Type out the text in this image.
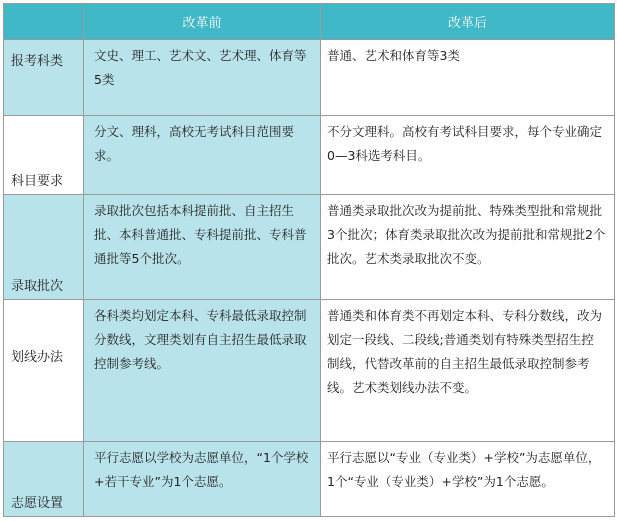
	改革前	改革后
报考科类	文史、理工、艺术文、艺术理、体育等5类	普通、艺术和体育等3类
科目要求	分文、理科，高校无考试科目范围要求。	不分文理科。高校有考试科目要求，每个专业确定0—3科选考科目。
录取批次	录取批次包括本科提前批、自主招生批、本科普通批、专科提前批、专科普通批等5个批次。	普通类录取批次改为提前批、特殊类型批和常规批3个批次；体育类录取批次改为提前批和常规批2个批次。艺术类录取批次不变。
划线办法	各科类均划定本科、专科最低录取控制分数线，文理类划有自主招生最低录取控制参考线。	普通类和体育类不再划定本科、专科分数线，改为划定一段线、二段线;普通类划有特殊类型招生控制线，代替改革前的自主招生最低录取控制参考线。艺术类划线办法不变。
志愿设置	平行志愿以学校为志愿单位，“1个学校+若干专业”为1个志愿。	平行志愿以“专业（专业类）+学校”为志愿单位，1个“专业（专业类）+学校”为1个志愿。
☆ ☆ ☆ ☆ ☆ ☆ ☆
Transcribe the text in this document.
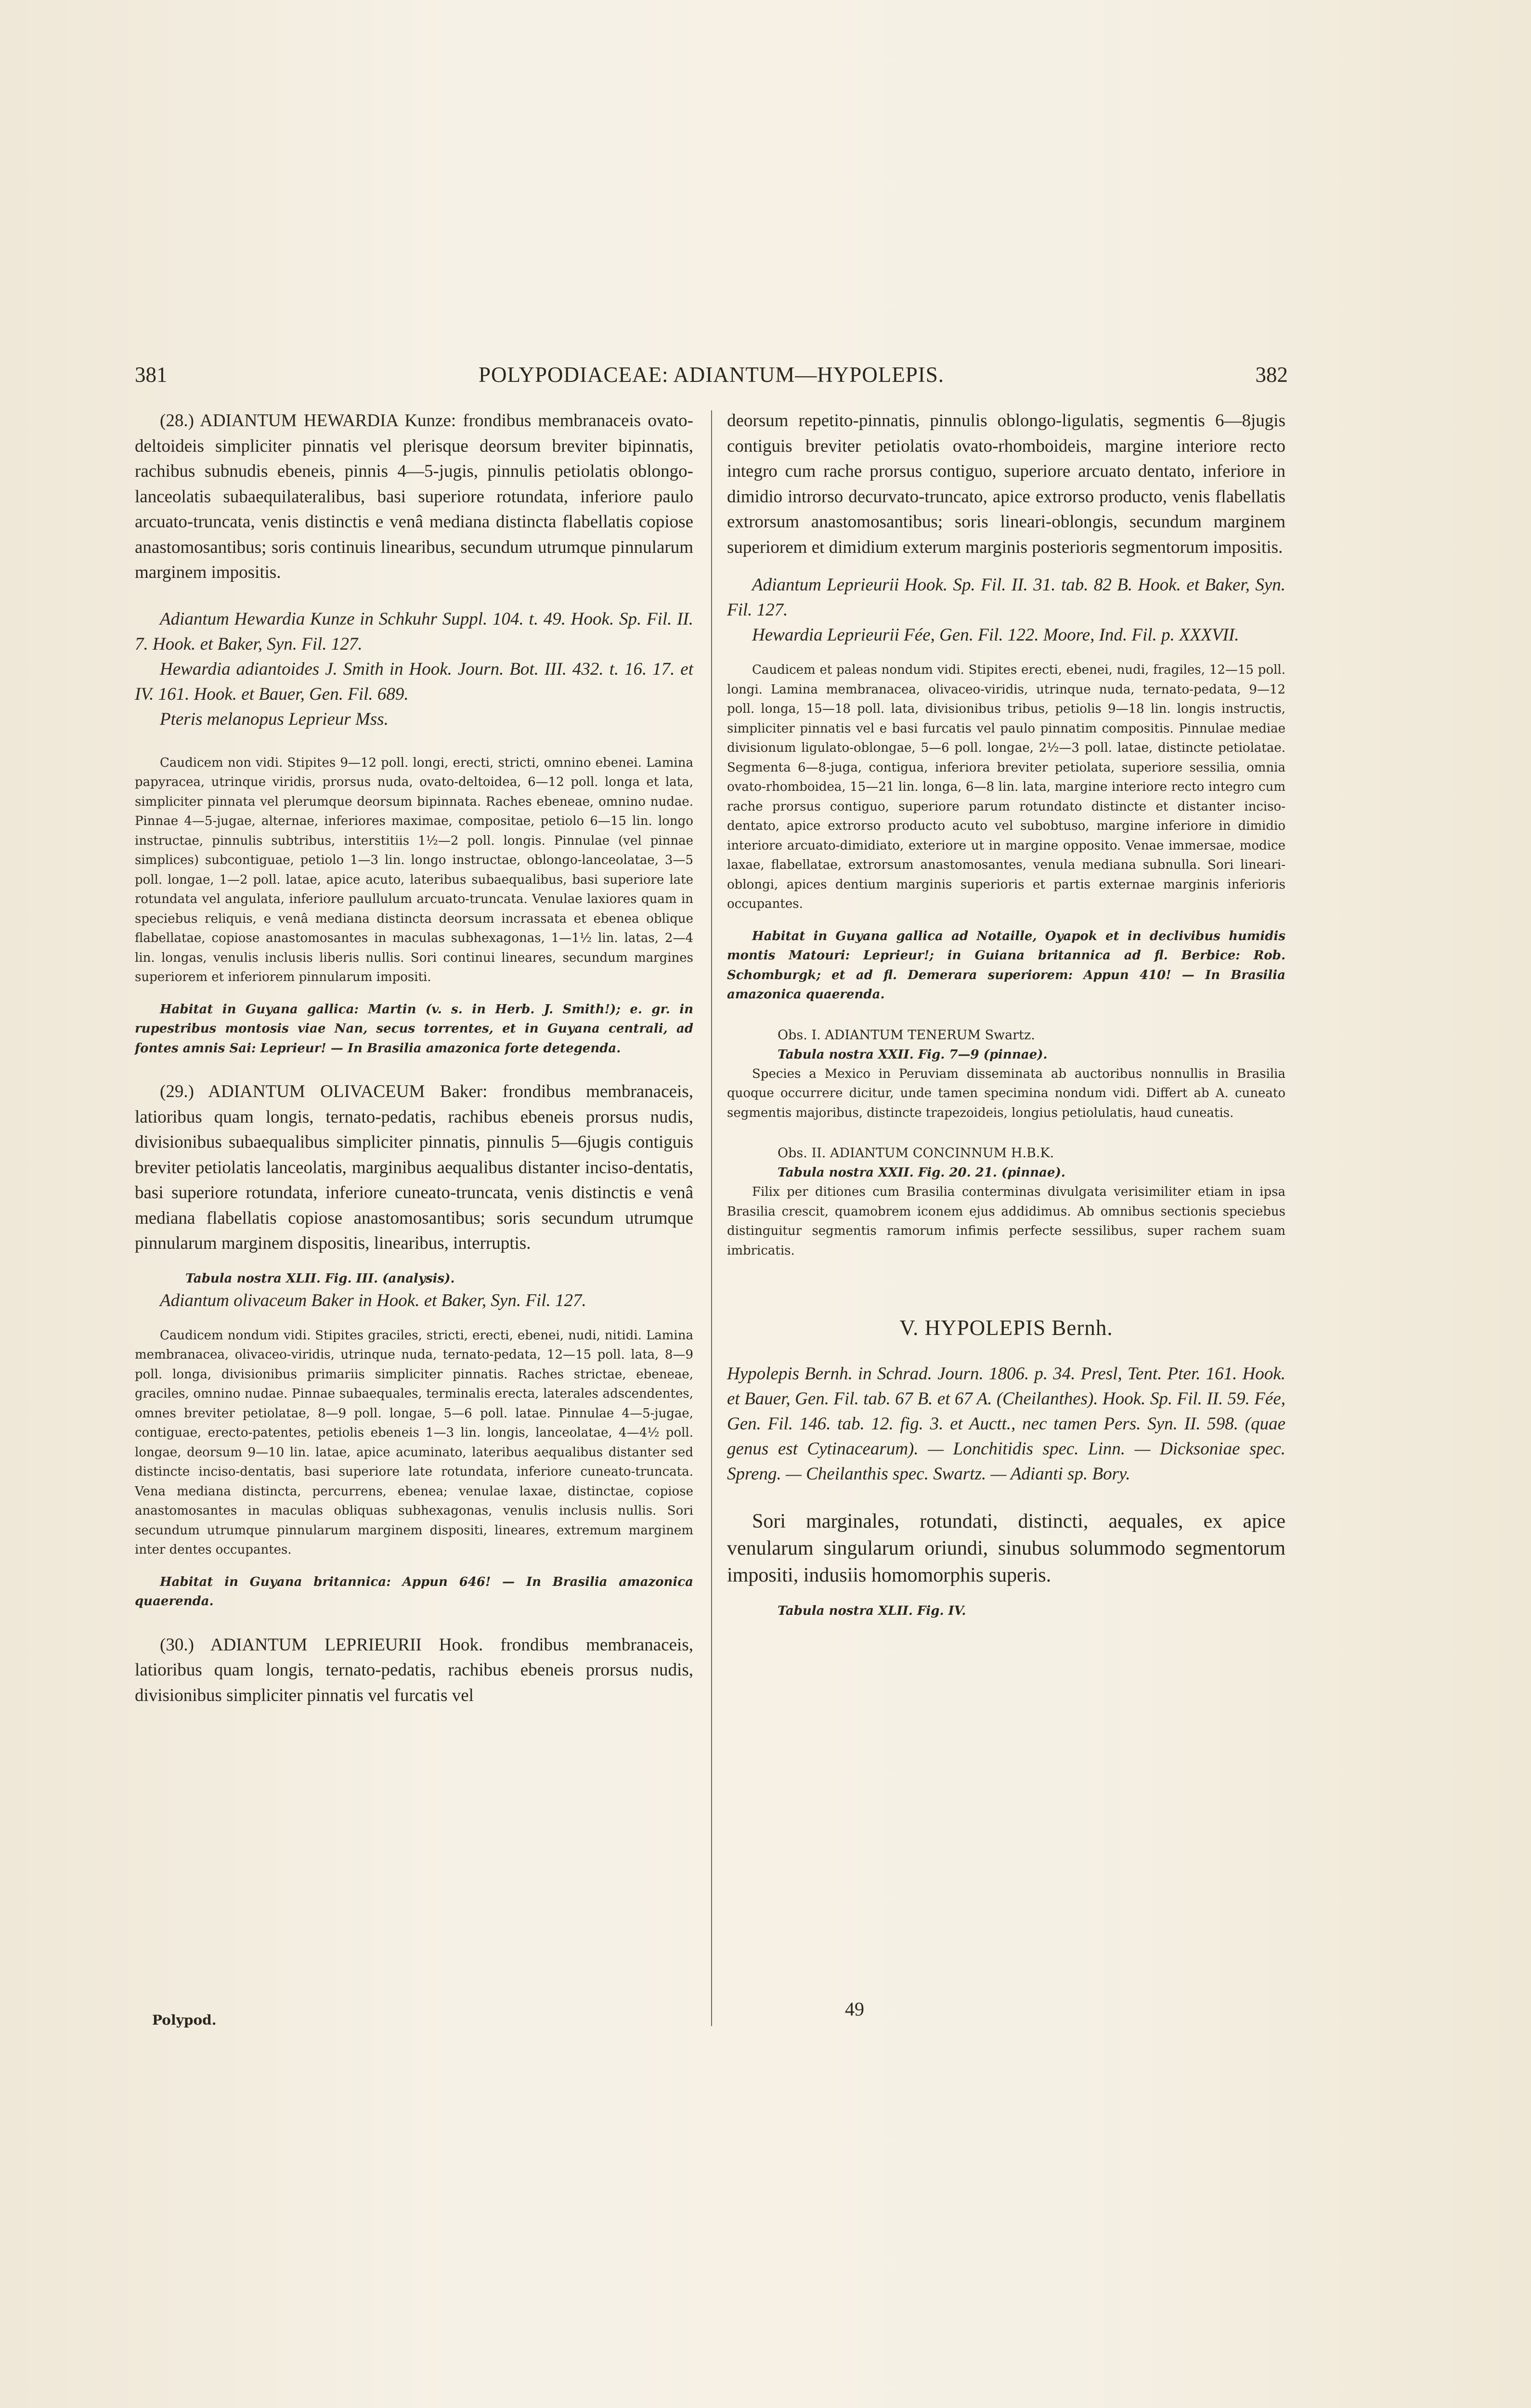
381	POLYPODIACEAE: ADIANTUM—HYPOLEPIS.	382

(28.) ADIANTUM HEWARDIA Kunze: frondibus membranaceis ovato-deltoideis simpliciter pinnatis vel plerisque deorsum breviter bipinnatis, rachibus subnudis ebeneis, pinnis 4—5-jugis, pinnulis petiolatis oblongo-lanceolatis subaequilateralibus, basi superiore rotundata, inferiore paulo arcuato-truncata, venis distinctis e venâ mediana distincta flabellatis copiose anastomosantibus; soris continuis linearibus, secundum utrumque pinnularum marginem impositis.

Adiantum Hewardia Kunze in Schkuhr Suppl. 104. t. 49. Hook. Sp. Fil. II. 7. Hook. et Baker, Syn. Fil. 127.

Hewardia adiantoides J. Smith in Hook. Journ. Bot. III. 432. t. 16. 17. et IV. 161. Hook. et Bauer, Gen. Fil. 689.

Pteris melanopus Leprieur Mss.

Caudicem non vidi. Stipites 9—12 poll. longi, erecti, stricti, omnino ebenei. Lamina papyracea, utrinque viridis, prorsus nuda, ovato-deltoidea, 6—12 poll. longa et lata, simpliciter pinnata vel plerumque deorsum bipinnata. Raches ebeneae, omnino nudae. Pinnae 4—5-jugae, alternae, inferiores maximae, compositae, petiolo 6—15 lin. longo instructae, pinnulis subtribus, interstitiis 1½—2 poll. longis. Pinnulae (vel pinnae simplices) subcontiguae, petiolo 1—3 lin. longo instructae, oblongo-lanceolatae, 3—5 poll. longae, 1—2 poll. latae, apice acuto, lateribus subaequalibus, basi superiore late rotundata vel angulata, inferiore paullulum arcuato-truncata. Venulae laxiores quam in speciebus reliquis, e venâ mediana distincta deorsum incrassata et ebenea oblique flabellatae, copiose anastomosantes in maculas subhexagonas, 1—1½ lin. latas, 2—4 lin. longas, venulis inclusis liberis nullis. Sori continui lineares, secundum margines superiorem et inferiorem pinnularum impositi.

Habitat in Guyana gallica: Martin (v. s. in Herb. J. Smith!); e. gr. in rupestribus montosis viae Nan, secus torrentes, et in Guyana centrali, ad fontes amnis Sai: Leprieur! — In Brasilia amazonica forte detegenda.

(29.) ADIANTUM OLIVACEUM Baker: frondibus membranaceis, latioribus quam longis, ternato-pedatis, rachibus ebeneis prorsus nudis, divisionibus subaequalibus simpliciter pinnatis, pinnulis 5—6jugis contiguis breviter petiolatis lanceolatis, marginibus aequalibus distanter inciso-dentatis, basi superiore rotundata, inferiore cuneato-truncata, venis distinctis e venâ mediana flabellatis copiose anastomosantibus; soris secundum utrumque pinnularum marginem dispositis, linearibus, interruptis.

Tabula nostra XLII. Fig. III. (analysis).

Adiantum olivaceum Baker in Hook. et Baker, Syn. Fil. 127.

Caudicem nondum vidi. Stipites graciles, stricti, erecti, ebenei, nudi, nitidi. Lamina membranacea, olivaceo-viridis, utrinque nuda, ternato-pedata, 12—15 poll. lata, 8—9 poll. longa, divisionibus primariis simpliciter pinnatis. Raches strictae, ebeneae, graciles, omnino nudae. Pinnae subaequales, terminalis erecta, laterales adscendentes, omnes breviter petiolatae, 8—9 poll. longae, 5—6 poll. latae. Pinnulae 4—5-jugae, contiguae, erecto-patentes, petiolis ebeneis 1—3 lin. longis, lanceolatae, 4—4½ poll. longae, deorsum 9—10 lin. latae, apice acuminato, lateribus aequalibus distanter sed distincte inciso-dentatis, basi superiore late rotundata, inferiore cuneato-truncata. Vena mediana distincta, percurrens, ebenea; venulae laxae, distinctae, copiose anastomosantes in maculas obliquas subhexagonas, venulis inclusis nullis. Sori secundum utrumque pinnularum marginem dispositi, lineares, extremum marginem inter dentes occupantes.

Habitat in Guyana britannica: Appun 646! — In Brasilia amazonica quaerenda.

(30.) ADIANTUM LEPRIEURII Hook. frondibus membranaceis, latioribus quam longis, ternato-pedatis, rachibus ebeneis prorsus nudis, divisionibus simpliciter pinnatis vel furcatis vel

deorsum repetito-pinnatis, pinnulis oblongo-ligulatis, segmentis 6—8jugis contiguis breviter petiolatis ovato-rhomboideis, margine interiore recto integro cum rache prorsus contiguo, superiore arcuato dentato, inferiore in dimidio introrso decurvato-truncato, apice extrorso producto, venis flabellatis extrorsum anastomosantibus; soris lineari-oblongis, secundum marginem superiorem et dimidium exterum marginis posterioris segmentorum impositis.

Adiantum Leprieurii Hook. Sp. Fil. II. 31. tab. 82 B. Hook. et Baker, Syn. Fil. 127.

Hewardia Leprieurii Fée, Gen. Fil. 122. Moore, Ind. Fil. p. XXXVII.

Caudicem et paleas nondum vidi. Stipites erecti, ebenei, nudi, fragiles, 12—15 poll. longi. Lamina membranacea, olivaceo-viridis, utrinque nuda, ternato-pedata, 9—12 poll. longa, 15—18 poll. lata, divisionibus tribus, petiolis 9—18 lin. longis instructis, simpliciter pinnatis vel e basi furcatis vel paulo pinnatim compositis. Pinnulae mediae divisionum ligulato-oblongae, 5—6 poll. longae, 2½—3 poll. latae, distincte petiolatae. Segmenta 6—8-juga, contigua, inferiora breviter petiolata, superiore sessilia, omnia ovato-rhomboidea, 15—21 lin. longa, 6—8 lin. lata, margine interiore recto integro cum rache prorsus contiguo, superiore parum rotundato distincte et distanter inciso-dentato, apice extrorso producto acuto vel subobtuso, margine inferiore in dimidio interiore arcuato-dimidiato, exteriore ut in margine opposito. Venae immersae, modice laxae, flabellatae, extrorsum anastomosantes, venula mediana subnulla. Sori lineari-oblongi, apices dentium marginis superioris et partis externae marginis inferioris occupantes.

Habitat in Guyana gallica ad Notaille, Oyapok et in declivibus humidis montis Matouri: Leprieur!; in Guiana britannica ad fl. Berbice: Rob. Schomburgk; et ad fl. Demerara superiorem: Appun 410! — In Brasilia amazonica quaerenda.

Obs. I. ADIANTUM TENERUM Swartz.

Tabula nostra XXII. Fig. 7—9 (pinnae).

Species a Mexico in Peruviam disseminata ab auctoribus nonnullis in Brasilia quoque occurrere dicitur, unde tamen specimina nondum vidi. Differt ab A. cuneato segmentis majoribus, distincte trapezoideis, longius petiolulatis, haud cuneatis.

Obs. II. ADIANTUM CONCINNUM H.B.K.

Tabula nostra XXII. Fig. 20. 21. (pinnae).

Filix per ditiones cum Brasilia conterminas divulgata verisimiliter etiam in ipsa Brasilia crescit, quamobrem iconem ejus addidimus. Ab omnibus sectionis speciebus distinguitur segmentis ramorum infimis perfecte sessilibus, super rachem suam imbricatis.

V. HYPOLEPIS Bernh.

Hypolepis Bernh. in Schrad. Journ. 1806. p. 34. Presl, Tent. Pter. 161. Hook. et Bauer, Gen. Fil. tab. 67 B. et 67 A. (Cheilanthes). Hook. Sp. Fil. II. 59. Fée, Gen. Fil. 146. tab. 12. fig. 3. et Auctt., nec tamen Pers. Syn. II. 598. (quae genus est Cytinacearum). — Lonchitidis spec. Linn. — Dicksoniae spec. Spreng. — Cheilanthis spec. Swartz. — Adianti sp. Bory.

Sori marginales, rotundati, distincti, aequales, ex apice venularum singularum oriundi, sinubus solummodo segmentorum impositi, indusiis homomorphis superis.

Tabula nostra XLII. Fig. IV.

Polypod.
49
☆ ☆ ☆ ☆ ☆ ☆ ☆
Pull out each line containing the word "Tabula" and copy it.

Tabula nostra XLII. Fig. III. (analysis).
Tabula nostra XXII. Fig. 7—9 (pinnae).
Tabula nostra XXII. Fig. 20. 21. (pinnae).
Tabula nostra XLII. Fig. IV.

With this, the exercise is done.